▶ Exercise aim: For each line in the data below that holds "marker", return a copy.
═══ Records supplied
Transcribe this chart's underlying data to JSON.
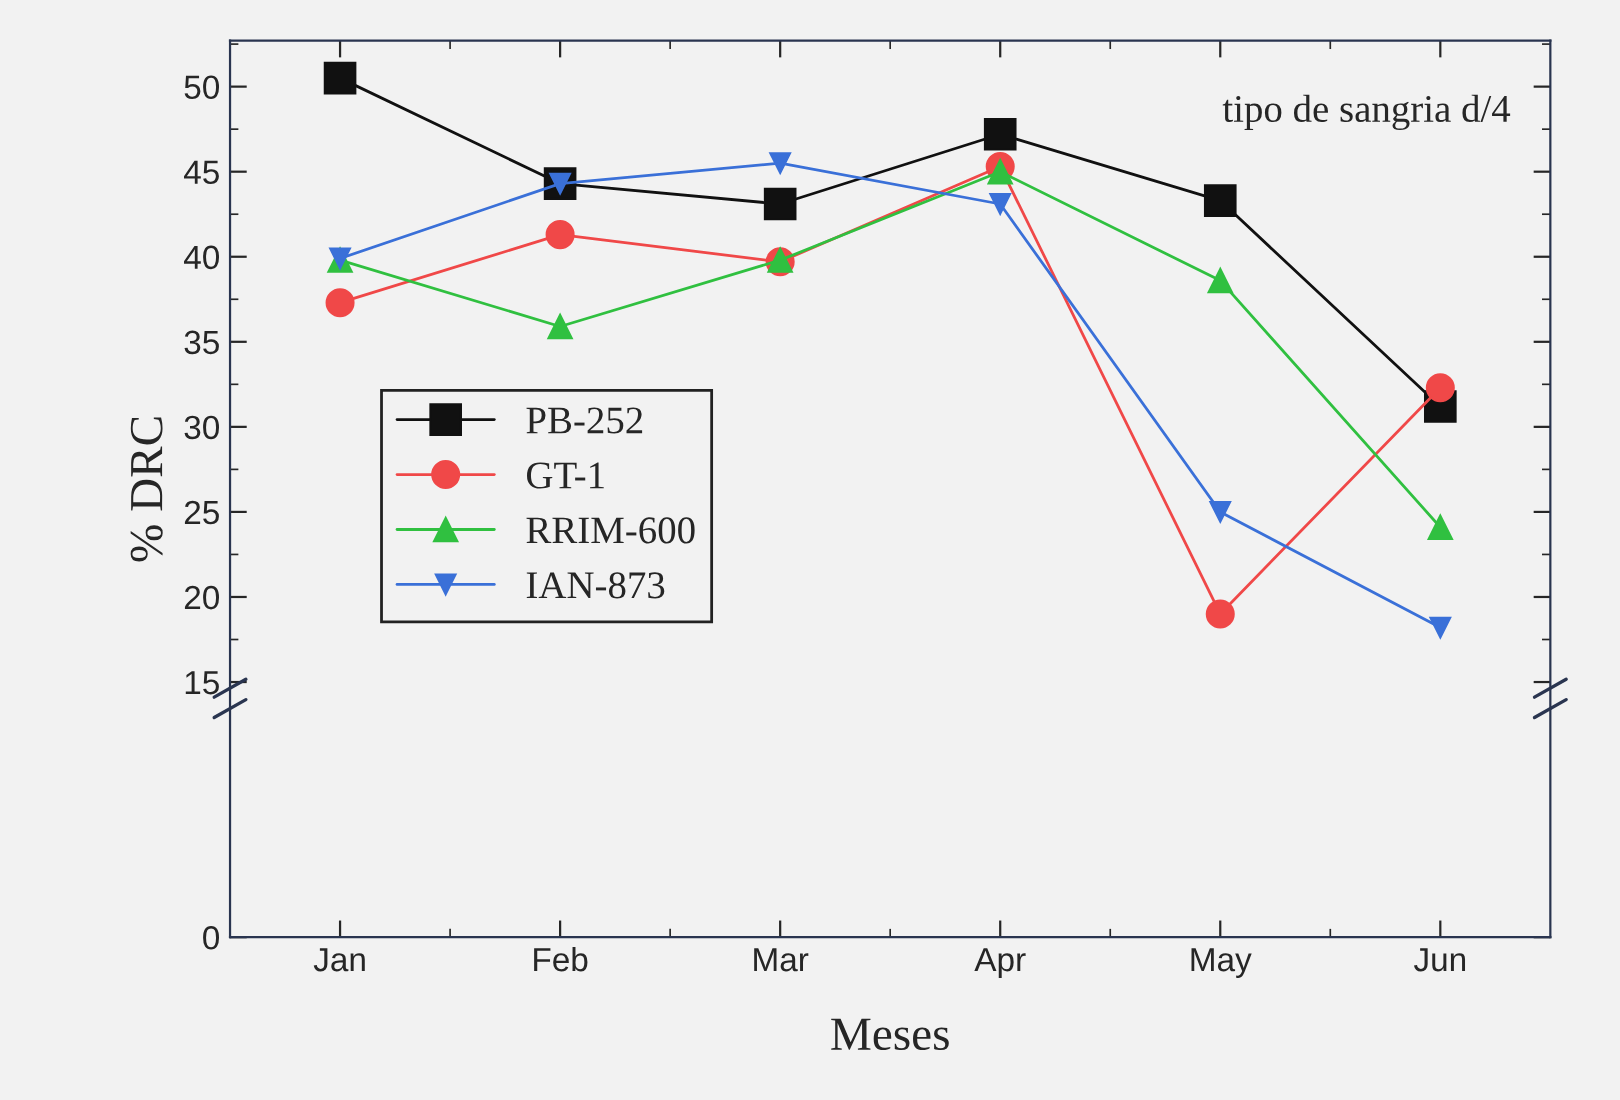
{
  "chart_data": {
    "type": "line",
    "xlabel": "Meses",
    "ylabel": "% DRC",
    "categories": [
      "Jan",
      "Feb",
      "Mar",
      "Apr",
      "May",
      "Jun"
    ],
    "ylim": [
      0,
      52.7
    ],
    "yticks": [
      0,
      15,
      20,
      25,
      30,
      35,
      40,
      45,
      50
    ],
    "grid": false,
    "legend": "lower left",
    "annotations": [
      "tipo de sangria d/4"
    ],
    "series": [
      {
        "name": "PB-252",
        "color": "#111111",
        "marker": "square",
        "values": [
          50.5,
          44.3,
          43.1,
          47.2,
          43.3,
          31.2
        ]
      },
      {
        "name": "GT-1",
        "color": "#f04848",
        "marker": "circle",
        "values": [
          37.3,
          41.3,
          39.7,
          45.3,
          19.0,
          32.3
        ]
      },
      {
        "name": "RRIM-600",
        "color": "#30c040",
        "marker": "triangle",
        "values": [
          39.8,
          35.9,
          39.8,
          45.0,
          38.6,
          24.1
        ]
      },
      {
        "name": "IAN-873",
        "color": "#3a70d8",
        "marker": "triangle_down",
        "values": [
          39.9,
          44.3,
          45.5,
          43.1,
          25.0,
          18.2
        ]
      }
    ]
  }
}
══════
▶ Output:
        "marker": "square",
        "marker": "circle",
        "marker": "triangle",
        "marker": "triangle_down",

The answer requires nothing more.